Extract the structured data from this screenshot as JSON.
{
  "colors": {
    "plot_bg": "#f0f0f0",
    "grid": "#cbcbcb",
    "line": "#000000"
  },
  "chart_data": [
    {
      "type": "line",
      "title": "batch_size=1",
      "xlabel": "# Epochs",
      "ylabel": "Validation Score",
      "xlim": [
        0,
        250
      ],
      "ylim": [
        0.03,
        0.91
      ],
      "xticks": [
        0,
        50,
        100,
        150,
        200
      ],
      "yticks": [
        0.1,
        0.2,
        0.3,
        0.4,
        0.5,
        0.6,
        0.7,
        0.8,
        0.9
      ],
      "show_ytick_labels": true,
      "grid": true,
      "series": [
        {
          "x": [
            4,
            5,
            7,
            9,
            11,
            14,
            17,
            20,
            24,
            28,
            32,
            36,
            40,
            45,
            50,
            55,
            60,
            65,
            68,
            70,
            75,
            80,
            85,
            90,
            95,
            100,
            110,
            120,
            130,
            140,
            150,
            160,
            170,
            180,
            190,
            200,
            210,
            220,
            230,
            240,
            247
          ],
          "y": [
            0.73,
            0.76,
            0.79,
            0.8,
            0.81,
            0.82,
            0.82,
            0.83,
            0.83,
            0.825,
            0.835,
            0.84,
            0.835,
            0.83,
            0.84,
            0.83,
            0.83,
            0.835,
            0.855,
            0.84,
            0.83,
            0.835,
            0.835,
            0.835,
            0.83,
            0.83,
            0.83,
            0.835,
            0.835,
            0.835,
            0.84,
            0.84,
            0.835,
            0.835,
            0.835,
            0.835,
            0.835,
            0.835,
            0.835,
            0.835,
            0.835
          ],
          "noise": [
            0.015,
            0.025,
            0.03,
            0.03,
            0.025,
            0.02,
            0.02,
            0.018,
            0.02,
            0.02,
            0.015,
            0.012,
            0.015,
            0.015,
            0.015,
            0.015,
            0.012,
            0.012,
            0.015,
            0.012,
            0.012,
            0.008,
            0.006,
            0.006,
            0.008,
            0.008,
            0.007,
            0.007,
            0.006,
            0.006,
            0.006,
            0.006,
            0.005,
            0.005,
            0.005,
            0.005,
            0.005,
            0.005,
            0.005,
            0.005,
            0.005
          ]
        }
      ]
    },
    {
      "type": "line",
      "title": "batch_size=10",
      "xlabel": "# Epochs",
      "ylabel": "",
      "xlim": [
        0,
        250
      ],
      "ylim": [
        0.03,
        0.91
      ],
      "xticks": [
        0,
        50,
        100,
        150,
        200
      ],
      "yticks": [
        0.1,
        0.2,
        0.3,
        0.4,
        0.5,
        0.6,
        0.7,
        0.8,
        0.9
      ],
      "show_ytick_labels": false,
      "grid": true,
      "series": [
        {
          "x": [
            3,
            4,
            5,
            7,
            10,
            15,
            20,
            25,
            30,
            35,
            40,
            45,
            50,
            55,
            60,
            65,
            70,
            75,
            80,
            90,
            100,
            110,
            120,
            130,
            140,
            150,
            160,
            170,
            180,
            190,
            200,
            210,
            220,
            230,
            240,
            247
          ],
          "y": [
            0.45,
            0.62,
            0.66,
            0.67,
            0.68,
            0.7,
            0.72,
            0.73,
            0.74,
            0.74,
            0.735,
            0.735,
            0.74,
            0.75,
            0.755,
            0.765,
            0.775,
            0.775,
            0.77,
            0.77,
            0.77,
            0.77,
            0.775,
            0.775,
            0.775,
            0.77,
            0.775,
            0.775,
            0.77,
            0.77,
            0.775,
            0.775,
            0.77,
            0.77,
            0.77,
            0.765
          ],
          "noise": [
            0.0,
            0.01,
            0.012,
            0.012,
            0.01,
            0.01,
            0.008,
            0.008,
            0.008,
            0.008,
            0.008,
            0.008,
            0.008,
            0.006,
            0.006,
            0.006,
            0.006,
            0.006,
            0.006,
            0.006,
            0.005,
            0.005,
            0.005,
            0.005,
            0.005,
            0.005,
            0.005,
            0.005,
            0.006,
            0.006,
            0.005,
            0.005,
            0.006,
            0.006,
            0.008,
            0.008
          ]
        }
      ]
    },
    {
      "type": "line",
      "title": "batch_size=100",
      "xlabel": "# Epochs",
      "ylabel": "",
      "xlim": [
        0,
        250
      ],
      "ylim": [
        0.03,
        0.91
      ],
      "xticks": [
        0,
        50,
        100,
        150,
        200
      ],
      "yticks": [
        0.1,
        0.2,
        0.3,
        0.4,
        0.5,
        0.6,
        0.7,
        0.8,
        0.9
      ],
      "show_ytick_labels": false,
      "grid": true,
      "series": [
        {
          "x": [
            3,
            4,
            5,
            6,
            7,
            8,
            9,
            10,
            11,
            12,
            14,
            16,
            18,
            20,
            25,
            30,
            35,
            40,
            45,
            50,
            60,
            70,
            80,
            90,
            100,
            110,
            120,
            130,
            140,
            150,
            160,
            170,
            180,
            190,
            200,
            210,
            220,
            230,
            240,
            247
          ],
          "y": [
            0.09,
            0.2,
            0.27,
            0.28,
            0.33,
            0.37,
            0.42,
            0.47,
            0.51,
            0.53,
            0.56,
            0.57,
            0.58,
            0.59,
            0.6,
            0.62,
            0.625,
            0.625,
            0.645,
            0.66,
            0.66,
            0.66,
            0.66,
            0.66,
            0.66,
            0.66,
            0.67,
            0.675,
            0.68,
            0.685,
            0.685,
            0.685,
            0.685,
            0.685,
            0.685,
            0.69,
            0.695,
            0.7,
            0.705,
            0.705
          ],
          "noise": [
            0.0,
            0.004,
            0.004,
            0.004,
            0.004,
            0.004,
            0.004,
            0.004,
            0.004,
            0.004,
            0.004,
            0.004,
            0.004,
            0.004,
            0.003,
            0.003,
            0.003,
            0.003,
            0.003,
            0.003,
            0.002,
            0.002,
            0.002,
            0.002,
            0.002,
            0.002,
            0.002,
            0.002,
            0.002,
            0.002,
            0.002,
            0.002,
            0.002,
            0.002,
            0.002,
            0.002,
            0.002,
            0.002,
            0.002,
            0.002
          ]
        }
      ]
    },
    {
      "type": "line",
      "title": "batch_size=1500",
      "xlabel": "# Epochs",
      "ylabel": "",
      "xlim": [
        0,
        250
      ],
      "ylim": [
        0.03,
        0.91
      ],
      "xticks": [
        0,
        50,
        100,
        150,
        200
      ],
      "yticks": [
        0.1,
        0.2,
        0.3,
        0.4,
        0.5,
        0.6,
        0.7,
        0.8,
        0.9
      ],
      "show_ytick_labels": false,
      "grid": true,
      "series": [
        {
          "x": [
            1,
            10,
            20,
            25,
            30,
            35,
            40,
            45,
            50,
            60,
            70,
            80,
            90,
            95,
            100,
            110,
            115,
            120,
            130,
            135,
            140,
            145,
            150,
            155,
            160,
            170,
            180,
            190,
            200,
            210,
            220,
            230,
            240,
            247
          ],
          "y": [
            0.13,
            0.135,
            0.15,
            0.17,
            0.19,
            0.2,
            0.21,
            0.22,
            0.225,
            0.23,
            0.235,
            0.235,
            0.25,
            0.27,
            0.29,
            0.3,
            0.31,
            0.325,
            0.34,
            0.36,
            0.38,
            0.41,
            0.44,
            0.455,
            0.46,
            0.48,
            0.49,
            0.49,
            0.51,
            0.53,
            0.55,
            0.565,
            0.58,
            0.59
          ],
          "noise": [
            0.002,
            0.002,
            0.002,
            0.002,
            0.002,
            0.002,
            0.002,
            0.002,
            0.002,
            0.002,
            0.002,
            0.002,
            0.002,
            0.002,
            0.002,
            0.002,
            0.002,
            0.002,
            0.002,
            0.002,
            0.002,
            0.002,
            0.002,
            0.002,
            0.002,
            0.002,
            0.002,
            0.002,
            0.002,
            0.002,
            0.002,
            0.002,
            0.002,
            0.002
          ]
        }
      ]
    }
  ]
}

▶ Task to complete
From the listing, copy every line where the string "title" appears.

▶ Solution for this task
      "title": "batch_size=1",
      "title": "batch_size=10",
      "title": "batch_size=100",
      "title": "batch_size=1500",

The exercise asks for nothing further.